◆ **Given request a**: Which lines of the listing contain the string "axis"? Extract each of them in full.

◆ **Provided passage**:
Ralph Schoenman (born 1935) is an American left-wing activist who was a personal secretary to Bertrand Russell and became general secretary of the Bertrand Russell Peace Foundation. He was involved in a number of projects supported by Russell, including the Campaign for Nuclear Disarmament (CND), the Committee of 100 and an unofficial war crimes tribunal to try American leaders for their conduct in the Vietnam War. Shortly before his death in 1970, Russell publicly broke with Schoenman.

Life
Born in Brooklyn, New York, Schoenman was educated at Princeton University but then left the U.S. for Britain in 1958. He was involved in various protest activities during his student days and became active in the CND after arriving in Britain. This brought him into contact with Russell, for whom Schoenman began working in 1960. Bernard Levin wrote critically of Schoenman's influence on Russell, saying that Schoenman was partly responsible for Russell's virulent anti-Americanism, in contrast to his earlier pronouncements against communism. Russell said of Schoenman, "You know he is a rather rash young man, and I have to restrain him.".
 
In 1963, Schoenman participated as Russell's secretary in attempts to mediate a solution for the Sino-Indian border conflict, after China declared a ceasefire the previous year. For visiting communist China, the U.S. embassy in London put him under a travel restriction, stamping his passport as only valid to return to the U.S.

Schoenman was an organizer and member of the Russell Tribunal, an International War Crimes Tribunal which visited North Vietnam and Cambodia in 1966-1967. In addition to the group's own camera crews, Schoenman tried to negotiate network television coverage from NBC and CBS for the tribunal's visit to Hanoi, but was turned down in a dispute over the conditions. The networks charged that they had been asked to pay for the privilege and also felt that the restrictions proposed to them, including submitting footage for censorship, would imperil their objectivity. CBS News president Richard Salant said, "They are out to prove a point with investigations and they have an ax to grind". Schoenman denied the allegations that fees or censorship had been requested, while noting that the networks would pay to acquire footage from others, as ABC had done to obtain film from one of the tribunal's cameramen.

After making these visits, Schoenman argued in a hearing of the tribunal that the U.S. had committed genocide in Vietnam. He argued, "It is not possible to drop four million pounds of bombs every day on a country the size of New York and Pennsylvania without exterminating the civilian population".

◆ **Given request b**: How would you summarize the passage on Ralph Schoenman in two sentences?

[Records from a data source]
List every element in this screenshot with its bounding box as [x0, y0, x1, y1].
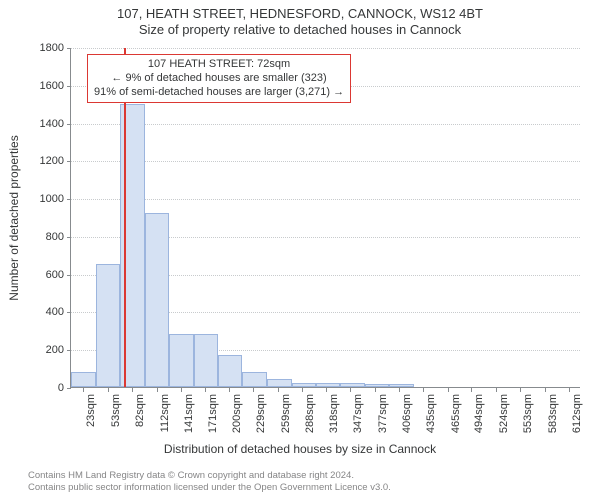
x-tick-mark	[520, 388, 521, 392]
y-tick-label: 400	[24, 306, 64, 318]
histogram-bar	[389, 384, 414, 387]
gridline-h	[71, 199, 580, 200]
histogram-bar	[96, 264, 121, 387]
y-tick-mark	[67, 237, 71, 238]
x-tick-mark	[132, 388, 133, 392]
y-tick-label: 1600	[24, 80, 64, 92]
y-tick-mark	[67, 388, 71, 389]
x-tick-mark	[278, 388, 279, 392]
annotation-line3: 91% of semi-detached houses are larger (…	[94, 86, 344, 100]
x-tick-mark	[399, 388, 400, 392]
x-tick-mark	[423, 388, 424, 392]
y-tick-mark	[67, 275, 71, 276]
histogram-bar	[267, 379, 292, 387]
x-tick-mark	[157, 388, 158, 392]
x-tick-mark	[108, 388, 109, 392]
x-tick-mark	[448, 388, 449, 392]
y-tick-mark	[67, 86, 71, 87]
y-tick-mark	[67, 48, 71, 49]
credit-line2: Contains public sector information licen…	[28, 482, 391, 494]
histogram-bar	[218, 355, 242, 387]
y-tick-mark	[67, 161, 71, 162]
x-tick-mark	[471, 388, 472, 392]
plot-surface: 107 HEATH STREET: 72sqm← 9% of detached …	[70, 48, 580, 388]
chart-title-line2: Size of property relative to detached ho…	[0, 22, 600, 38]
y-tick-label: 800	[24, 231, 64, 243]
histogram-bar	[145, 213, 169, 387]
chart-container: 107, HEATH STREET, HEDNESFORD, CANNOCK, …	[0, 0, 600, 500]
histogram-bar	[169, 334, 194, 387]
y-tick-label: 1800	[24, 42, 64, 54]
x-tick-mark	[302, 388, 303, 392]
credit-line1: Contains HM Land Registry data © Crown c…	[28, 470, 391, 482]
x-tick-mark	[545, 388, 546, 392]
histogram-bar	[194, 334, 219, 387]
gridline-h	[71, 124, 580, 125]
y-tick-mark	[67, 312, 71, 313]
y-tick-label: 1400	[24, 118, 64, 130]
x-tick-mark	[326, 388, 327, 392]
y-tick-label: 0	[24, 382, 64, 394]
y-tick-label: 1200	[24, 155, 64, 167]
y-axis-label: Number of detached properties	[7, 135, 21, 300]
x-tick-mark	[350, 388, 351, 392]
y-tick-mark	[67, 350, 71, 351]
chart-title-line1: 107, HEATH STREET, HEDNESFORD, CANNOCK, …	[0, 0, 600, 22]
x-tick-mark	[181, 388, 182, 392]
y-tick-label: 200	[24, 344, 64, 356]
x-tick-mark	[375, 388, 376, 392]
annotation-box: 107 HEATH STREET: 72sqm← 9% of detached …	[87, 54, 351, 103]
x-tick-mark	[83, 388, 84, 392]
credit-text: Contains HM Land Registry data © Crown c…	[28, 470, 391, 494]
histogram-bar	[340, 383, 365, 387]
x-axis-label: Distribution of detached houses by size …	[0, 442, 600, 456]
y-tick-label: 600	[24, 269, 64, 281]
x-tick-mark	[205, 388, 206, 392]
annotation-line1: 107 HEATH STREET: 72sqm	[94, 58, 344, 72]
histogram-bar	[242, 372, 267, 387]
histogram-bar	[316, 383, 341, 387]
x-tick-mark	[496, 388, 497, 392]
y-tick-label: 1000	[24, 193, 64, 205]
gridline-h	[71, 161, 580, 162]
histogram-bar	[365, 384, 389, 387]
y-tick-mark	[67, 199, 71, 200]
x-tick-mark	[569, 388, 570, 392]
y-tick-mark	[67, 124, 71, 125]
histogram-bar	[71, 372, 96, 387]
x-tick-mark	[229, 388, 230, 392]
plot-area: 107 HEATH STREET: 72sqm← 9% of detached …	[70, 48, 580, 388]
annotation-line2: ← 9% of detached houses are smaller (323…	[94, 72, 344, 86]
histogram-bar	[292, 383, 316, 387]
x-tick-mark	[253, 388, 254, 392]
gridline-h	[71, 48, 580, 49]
---
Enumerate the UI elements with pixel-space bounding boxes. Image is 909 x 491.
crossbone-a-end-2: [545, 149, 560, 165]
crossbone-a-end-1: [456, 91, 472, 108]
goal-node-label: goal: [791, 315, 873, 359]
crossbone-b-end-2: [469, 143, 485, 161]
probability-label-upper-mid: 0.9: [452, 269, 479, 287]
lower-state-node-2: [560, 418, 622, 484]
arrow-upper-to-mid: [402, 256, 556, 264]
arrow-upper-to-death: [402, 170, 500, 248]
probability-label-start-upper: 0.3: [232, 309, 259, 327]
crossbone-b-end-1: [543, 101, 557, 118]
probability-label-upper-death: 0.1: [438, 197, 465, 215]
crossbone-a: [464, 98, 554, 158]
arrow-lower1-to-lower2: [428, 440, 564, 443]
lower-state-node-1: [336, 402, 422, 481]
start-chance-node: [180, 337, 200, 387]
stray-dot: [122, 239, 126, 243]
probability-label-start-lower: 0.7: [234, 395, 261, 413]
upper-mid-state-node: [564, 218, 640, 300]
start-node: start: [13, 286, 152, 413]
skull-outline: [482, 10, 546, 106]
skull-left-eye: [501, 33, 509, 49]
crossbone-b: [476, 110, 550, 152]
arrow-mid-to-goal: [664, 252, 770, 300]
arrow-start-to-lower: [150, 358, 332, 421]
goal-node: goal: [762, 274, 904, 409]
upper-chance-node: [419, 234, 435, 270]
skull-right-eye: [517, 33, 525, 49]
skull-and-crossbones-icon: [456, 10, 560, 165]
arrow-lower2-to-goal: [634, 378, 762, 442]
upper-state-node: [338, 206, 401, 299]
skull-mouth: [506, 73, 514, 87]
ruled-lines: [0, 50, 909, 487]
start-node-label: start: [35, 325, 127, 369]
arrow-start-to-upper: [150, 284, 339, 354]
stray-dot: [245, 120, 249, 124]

◆ **Worked solution a**:
y-axis-label: Number of detached properties	[7, 135, 21, 300]
x-axis-label: Distribution of detached houses by size …	[0, 442, 600, 456]

◆ **Worked solution b**: Ralph Schoenman, an American left-wing activist born in 1935, was Bertrand Russell's personal secretary and became general secretary of the Bertrand Russell Peace Foundation, working on projects such as the CND, the Committee of 100 and an unofficial tribunal to try American leaders for their conduct in the Vietnam War. He organized the Russell Tribunal, which visited North Vietnam and Cambodia in 1966-1967, and argued at one of its hearings that the U.S. had committed genocide in Vietnam, though Russell publicly broke with him shortly before dying in 1970.